● **DIRECTIVE**:
Which lines below hold the word "this"? Report each one.

▬▬▬▬▬▬▬▬▬▬

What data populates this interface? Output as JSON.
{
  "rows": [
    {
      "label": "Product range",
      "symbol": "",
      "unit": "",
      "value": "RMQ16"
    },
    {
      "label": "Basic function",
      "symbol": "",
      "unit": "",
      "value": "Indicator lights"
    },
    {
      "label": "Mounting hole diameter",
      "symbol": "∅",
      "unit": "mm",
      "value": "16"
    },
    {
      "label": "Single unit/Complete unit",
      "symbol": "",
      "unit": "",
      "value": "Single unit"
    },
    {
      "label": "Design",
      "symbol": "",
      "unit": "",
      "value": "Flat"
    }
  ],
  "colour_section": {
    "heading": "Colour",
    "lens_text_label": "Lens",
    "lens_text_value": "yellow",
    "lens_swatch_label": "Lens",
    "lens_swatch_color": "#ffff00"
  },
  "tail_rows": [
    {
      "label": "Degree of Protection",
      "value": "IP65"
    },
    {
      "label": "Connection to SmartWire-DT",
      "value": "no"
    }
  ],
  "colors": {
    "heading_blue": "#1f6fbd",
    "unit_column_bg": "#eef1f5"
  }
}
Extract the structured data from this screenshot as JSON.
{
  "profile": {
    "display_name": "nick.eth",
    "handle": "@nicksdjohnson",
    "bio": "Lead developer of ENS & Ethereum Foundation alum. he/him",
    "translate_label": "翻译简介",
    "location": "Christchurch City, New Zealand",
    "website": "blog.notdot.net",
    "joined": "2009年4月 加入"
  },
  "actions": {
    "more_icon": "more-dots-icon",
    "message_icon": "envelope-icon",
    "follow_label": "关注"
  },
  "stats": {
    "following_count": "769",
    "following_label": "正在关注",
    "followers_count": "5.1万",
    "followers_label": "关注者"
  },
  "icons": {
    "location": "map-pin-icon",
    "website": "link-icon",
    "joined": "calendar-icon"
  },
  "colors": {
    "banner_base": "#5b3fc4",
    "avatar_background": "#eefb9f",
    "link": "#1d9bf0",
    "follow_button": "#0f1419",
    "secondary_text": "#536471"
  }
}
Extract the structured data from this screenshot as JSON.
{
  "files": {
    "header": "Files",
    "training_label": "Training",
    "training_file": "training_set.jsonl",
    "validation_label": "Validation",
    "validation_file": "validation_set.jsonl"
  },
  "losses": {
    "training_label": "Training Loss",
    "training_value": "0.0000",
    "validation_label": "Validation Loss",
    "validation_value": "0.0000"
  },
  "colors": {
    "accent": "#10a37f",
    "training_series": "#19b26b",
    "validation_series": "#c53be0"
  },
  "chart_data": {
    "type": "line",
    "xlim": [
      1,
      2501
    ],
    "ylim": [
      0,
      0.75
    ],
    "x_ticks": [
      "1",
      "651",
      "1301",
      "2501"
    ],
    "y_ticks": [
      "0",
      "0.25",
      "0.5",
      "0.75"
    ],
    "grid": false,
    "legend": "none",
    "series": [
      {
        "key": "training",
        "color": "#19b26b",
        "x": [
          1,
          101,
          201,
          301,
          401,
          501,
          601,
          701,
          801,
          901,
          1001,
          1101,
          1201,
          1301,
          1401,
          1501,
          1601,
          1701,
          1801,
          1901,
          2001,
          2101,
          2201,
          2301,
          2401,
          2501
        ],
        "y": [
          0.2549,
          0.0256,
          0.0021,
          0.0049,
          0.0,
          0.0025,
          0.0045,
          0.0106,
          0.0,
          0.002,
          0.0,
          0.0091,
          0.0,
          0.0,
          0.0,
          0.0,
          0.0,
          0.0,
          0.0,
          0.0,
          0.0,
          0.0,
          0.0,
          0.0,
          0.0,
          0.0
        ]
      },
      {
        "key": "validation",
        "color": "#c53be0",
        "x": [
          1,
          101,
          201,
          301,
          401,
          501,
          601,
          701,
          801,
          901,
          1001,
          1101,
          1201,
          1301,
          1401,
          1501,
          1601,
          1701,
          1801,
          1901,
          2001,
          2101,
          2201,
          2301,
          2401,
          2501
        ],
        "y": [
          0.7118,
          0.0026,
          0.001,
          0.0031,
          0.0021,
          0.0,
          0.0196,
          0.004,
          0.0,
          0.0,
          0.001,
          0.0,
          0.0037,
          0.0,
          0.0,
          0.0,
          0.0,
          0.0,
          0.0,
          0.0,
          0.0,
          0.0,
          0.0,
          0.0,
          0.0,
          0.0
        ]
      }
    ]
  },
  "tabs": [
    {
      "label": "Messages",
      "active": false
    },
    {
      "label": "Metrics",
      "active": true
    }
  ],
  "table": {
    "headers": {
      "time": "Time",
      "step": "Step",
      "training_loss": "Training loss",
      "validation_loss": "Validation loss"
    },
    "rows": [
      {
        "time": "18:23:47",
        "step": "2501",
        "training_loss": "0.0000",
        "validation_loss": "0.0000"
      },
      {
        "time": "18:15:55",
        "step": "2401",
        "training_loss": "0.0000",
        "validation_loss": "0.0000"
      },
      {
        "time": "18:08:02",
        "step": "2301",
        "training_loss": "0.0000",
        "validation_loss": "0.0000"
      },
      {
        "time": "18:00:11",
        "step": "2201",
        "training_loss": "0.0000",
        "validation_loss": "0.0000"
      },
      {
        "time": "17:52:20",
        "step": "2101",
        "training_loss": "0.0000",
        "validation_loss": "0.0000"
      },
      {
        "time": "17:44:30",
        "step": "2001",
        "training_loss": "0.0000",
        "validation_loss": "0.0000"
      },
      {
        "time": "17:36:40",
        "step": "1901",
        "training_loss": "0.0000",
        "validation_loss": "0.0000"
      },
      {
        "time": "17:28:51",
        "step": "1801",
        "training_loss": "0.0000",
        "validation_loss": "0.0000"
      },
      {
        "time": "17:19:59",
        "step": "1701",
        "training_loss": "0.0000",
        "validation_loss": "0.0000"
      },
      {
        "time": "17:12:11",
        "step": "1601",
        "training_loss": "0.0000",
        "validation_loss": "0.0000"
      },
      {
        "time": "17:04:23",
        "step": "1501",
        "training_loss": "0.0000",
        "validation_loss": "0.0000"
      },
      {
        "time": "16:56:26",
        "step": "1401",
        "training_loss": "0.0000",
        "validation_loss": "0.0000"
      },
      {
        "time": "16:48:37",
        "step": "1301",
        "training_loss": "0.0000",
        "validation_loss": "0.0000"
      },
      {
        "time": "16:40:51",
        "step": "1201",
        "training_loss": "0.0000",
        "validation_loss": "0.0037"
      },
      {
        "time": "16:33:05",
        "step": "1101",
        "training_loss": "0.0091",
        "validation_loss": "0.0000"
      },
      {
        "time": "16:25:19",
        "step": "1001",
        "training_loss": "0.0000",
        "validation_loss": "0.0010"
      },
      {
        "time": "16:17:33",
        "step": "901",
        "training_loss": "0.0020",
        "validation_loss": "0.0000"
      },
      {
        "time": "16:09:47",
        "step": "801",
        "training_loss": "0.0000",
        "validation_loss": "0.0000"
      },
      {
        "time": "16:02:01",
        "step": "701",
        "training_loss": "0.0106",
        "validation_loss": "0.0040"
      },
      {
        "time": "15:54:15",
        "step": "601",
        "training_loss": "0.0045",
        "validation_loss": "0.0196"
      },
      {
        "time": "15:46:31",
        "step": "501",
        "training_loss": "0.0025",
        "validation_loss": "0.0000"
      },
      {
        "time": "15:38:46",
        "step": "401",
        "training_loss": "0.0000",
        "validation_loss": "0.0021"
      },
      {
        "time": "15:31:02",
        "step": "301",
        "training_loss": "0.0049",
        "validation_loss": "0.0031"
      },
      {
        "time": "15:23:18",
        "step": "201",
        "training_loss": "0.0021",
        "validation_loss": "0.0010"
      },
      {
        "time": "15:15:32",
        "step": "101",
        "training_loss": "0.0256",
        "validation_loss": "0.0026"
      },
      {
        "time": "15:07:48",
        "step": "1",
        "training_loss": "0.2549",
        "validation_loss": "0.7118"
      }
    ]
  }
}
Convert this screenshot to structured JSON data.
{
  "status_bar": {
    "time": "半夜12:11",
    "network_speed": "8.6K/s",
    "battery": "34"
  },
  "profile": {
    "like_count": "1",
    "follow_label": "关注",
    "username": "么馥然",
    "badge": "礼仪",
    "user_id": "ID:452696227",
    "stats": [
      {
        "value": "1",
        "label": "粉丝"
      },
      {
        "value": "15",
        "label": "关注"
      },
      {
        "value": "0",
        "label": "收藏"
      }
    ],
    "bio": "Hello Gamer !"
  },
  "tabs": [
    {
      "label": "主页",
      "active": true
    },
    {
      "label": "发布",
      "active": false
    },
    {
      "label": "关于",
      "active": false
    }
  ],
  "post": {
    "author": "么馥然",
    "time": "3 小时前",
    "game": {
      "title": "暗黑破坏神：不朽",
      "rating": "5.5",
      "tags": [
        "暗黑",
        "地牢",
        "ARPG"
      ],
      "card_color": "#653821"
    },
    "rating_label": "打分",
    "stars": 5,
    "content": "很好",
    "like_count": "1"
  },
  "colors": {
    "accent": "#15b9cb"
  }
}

▬▬▬▬▬▬▬▬▬▬

● **CORRECT RESPONSE**:
What data populates this interface? Output as JSON.
Extract the structured data from this screenshot as JSON.
Extract the structured data from this screenshot as JSON.
Convert this screenshot to structured JSON data.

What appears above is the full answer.